--- start Records shown ---

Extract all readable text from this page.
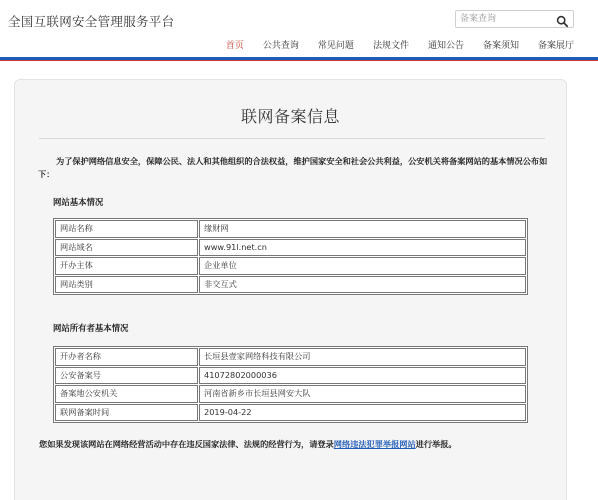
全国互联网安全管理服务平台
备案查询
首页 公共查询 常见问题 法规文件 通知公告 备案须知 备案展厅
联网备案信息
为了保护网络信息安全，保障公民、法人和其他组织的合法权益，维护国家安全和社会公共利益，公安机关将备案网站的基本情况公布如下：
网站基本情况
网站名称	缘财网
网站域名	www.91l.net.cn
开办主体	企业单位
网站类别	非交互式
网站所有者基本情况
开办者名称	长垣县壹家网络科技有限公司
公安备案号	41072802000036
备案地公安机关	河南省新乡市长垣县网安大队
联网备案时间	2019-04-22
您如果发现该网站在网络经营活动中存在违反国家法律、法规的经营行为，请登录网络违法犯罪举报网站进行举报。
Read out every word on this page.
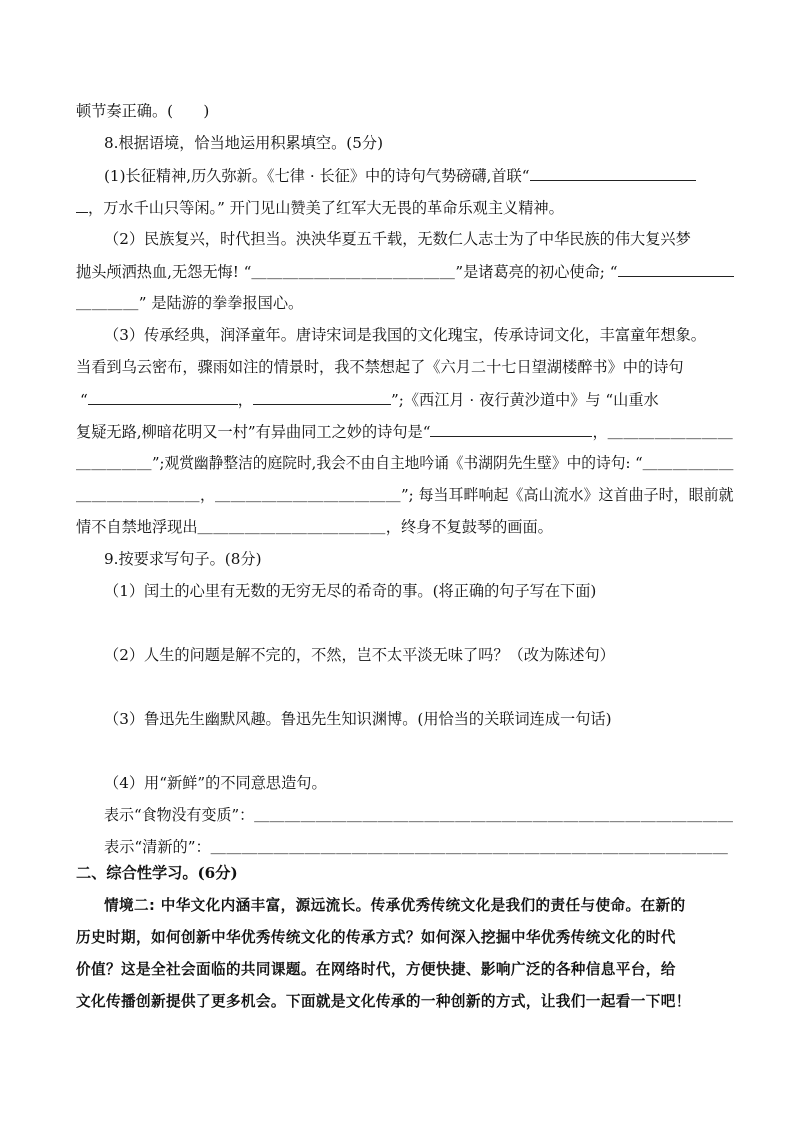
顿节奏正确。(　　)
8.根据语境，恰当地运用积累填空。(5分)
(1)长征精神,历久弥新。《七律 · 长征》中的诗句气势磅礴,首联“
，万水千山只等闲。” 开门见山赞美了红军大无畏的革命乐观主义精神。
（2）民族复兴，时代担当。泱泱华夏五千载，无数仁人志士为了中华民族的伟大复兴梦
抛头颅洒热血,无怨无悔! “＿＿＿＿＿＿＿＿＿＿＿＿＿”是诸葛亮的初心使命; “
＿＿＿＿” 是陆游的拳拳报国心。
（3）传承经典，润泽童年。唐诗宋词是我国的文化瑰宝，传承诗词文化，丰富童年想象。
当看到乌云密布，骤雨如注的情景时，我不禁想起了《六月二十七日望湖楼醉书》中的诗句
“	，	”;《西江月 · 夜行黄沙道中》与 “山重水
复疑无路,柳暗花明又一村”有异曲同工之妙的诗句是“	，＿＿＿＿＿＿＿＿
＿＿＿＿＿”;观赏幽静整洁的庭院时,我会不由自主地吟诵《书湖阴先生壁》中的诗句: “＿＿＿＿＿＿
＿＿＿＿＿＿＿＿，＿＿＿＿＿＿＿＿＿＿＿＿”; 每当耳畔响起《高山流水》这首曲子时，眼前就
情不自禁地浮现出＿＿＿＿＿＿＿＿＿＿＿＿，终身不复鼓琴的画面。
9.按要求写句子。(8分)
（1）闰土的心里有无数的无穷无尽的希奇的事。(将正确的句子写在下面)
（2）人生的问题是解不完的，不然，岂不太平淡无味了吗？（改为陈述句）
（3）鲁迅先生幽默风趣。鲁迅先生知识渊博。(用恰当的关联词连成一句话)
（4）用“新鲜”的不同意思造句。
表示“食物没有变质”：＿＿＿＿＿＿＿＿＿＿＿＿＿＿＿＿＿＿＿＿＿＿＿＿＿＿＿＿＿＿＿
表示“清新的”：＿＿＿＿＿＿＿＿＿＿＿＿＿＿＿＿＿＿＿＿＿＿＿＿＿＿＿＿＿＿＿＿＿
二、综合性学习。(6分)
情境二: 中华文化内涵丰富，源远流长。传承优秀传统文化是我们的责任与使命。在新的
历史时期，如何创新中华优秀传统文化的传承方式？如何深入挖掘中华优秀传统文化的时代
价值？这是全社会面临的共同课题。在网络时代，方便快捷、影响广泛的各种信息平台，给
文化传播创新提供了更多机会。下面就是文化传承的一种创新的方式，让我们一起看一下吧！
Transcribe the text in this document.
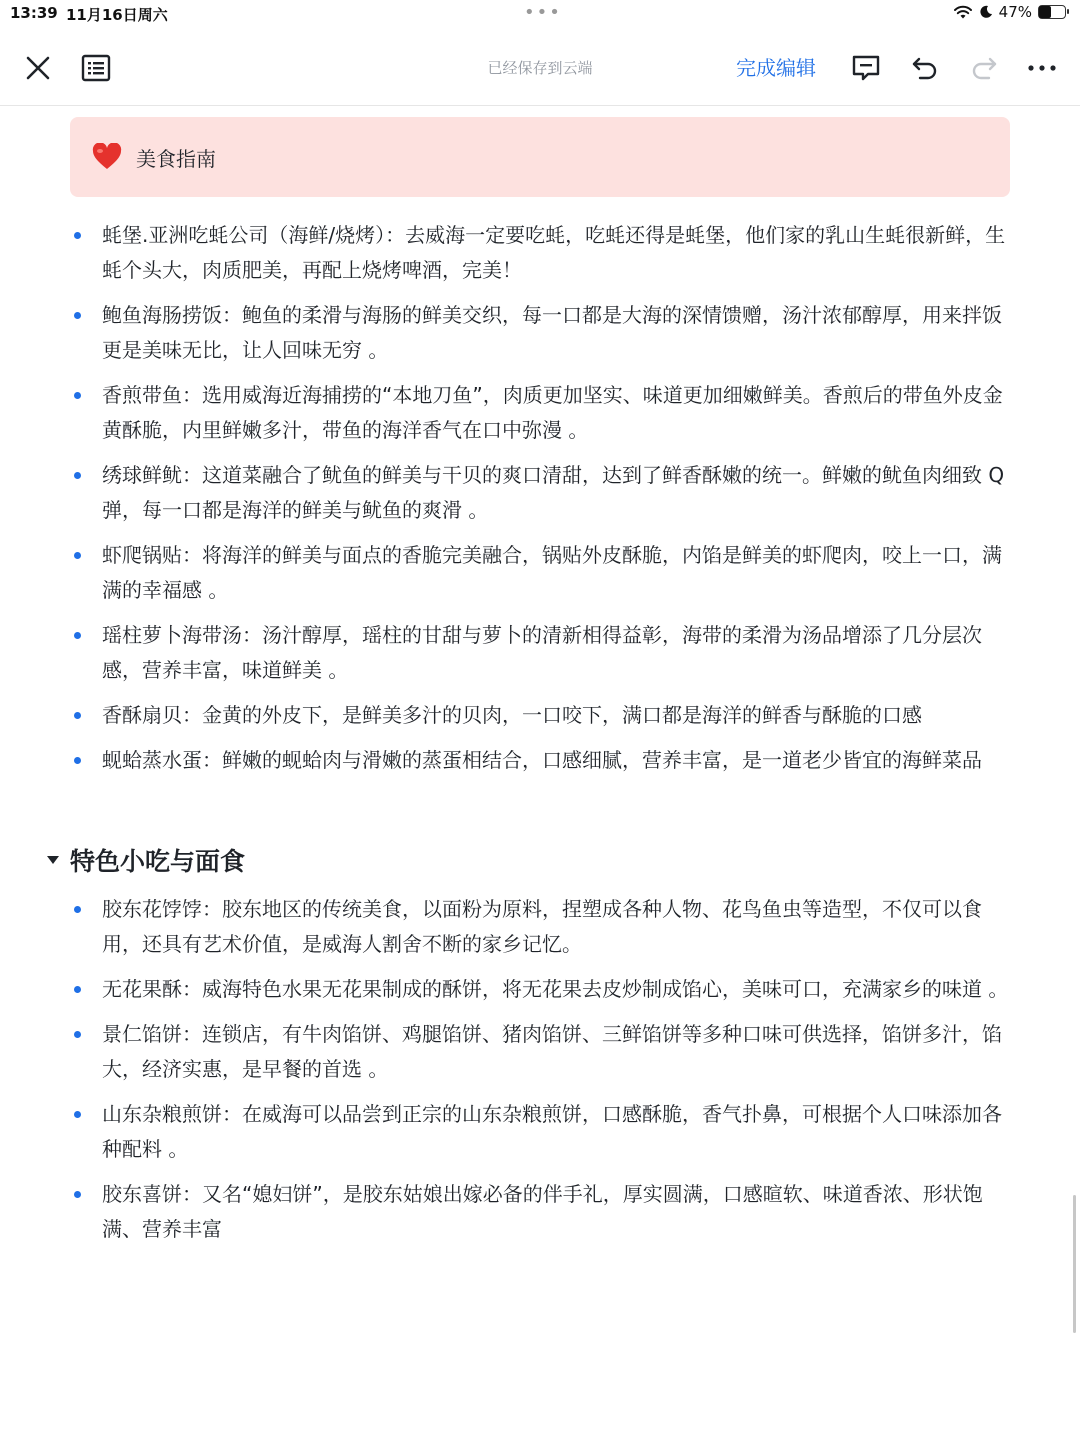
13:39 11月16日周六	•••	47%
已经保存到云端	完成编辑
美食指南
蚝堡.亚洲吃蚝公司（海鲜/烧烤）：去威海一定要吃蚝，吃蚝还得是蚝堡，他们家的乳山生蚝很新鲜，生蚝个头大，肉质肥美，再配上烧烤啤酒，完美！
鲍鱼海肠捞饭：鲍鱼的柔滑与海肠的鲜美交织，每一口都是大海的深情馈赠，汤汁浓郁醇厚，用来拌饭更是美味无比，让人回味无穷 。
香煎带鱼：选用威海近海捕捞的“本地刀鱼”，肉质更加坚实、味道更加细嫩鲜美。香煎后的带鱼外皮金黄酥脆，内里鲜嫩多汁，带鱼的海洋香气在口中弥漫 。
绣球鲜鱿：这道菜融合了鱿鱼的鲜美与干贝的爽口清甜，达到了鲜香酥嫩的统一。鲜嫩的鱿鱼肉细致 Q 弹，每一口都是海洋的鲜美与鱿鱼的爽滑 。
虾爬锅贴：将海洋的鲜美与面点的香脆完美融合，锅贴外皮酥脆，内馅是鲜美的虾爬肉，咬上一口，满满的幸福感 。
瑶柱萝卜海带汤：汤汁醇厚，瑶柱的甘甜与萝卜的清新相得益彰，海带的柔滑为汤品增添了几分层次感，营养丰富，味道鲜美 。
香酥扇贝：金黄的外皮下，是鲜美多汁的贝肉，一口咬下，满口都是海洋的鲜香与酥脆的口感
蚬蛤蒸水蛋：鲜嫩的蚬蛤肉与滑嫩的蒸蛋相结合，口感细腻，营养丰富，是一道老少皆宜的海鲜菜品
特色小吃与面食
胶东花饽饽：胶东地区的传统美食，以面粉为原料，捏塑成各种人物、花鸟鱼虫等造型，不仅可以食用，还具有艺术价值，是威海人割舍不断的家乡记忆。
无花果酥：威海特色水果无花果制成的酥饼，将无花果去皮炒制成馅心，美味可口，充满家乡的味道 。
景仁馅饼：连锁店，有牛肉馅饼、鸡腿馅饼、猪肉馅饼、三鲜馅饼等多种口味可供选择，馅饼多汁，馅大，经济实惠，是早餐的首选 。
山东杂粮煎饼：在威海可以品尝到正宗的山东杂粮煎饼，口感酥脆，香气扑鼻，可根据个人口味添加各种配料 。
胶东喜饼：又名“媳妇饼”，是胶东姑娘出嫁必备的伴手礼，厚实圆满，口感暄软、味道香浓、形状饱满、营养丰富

--- end Records shown ---

__Exercise description__
Strip the images and reproduce the remaining records precisely.

__Full output__
Extract all readable text from this page.
全国互联网安全管理服务平台
备案查询
首页 公共查询 常见问题 法规文件 通知公告 备案须知 备案展厅
联网备案信息
为了保护网络信息安全，保障公民、法人和其他组织的合法权益，维护国家安全和社会公共利益，公安机关将备案网站的基本情况公布如下：
网站基本情况
网站名称	缘财网
网站域名	www.91l.net.cn
开办主体	企业单位
网站类别	非交互式
网站所有者基本情况
开办者名称	长垣县壹家网络科技有限公司
公安备案号	41072802000036
备案地公安机关	河南省新乡市长垣县网安大队
联网备案时间	2019-04-22
您如果发现该网站在网络经营活动中存在违反国家法律、法规的经营行为，请登录网络违法犯罪举报网站进行举报。
Read out every word on this page.
顿节奏正确。(　　)
8.根据语境，恰当地运用积累填空。(5分)
(1)长征精神,历久弥新。《七律 · 长征》中的诗句气势磅礴,首联“
，万水千山只等闲。” 开门见山赞美了红军大无畏的革命乐观主义精神。
（2）民族复兴，时代担当。泱泱华夏五千载，无数仁人志士为了中华民族的伟大复兴梦
抛头颅洒热血,无怨无悔! “＿＿＿＿＿＿＿＿＿＿＿＿＿”是诸葛亮的初心使命; “
＿＿＿＿” 是陆游的拳拳报国心。
（3）传承经典，润泽童年。唐诗宋词是我国的文化瑰宝，传承诗词文化，丰富童年想象。
当看到乌云密布，骤雨如注的情景时，我不禁想起了《六月二十七日望湖楼醉书》中的诗句
“	，	”;《西江月 · 夜行黄沙道中》与 “山重水
复疑无路,柳暗花明又一村”有异曲同工之妙的诗句是“	，＿＿＿＿＿＿＿＿
＿＿＿＿＿”;观赏幽静整洁的庭院时,我会不由自主地吟诵《书湖阴先生壁》中的诗句: “＿＿＿＿＿＿
＿＿＿＿＿＿＿＿，＿＿＿＿＿＿＿＿＿＿＿＿”; 每当耳畔响起《高山流水》这首曲子时，眼前就
情不自禁地浮现出＿＿＿＿＿＿＿＿＿＿＿＿，终身不复鼓琴的画面。
9.按要求写句子。(8分)
（1）闰土的心里有无数的无穷无尽的希奇的事。(将正确的句子写在下面)
（2）人生的问题是解不完的，不然，岂不太平淡无味了吗？（改为陈述句）
（3）鲁迅先生幽默风趣。鲁迅先生知识渊博。(用恰当的关联词连成一句话)
（4）用“新鲜”的不同意思造句。
表示“食物没有变质”：＿＿＿＿＿＿＿＿＿＿＿＿＿＿＿＿＿＿＿＿＿＿＿＿＿＿＿＿＿＿＿
表示“清新的”：＿＿＿＿＿＿＿＿＿＿＿＿＿＿＿＿＿＿＿＿＿＿＿＿＿＿＿＿＿＿＿＿＿
二、综合性学习。(6分)
情境二: 中华文化内涵丰富，源远流长。传承优秀传统文化是我们的责任与使命。在新的
历史时期，如何创新中华优秀传统文化的传承方式？如何深入挖掘中华优秀传统文化的时代
价值？这是全社会面临的共同课题。在网络时代，方便快捷、影响广泛的各种信息平台，给
文化传播创新提供了更多机会。下面就是文化传承的一种创新的方式，让我们一起看一下吧！
Transcribe the text in this document.
13:39 11月16日周六	•••	47%
已经保存到云端	完成编辑
美食指南
蚝堡.亚洲吃蚝公司（海鲜/烧烤）：去威海一定要吃蚝，吃蚝还得是蚝堡，他们家的乳山生蚝很新鲜，生蚝个头大，肉质肥美，再配上烧烤啤酒，完美！
鲍鱼海肠捞饭：鲍鱼的柔滑与海肠的鲜美交织，每一口都是大海的深情馈赠，汤汁浓郁醇厚，用来拌饭更是美味无比，让人回味无穷 。
香煎带鱼：选用威海近海捕捞的“本地刀鱼”，肉质更加坚实、味道更加细嫩鲜美。香煎后的带鱼外皮金黄酥脆，内里鲜嫩多汁，带鱼的海洋香气在口中弥漫 。
绣球鲜鱿：这道菜融合了鱿鱼的鲜美与干贝的爽口清甜，达到了鲜香酥嫩的统一。鲜嫩的鱿鱼肉细致 Q 弹，每一口都是海洋的鲜美与鱿鱼的爽滑 。
虾爬锅贴：将海洋的鲜美与面点的香脆完美融合，锅贴外皮酥脆，内馅是鲜美的虾爬肉，咬上一口，满满的幸福感 。
瑶柱萝卜海带汤：汤汁醇厚，瑶柱的甘甜与萝卜的清新相得益彰，海带的柔滑为汤品增添了几分层次感，营养丰富，味道鲜美 。
香酥扇贝：金黄的外皮下，是鲜美多汁的贝肉，一口咬下，满口都是海洋的鲜香与酥脆的口感
蚬蛤蒸水蛋：鲜嫩的蚬蛤肉与滑嫩的蒸蛋相结合，口感细腻，营养丰富，是一道老少皆宜的海鲜菜品
特色小吃与面食
胶东花饽饽：胶东地区的传统美食，以面粉为原料，捏塑成各种人物、花鸟鱼虫等造型，不仅可以食用，还具有艺术价值，是威海人割舍不断的家乡记忆。
无花果酥：威海特色水果无花果制成的酥饼，将无花果去皮炒制成馅心，美味可口，充满家乡的味道 。
景仁馅饼：连锁店，有牛肉馅饼、鸡腿馅饼、猪肉馅饼、三鲜馅饼等多种口味可供选择，馅饼多汁，馅大，经济实惠，是早餐的首选 。
山东杂粮煎饼：在威海可以品尝到正宗的山东杂粮煎饼，口感酥脆，香气扑鼻，可根据个人口味添加各种配料 。
胶东喜饼：又名“媳妇饼”，是胶东姑娘出嫁必备的伴手礼，厚实圆满，口感暄软、味道香浓、形状饱满、营养丰富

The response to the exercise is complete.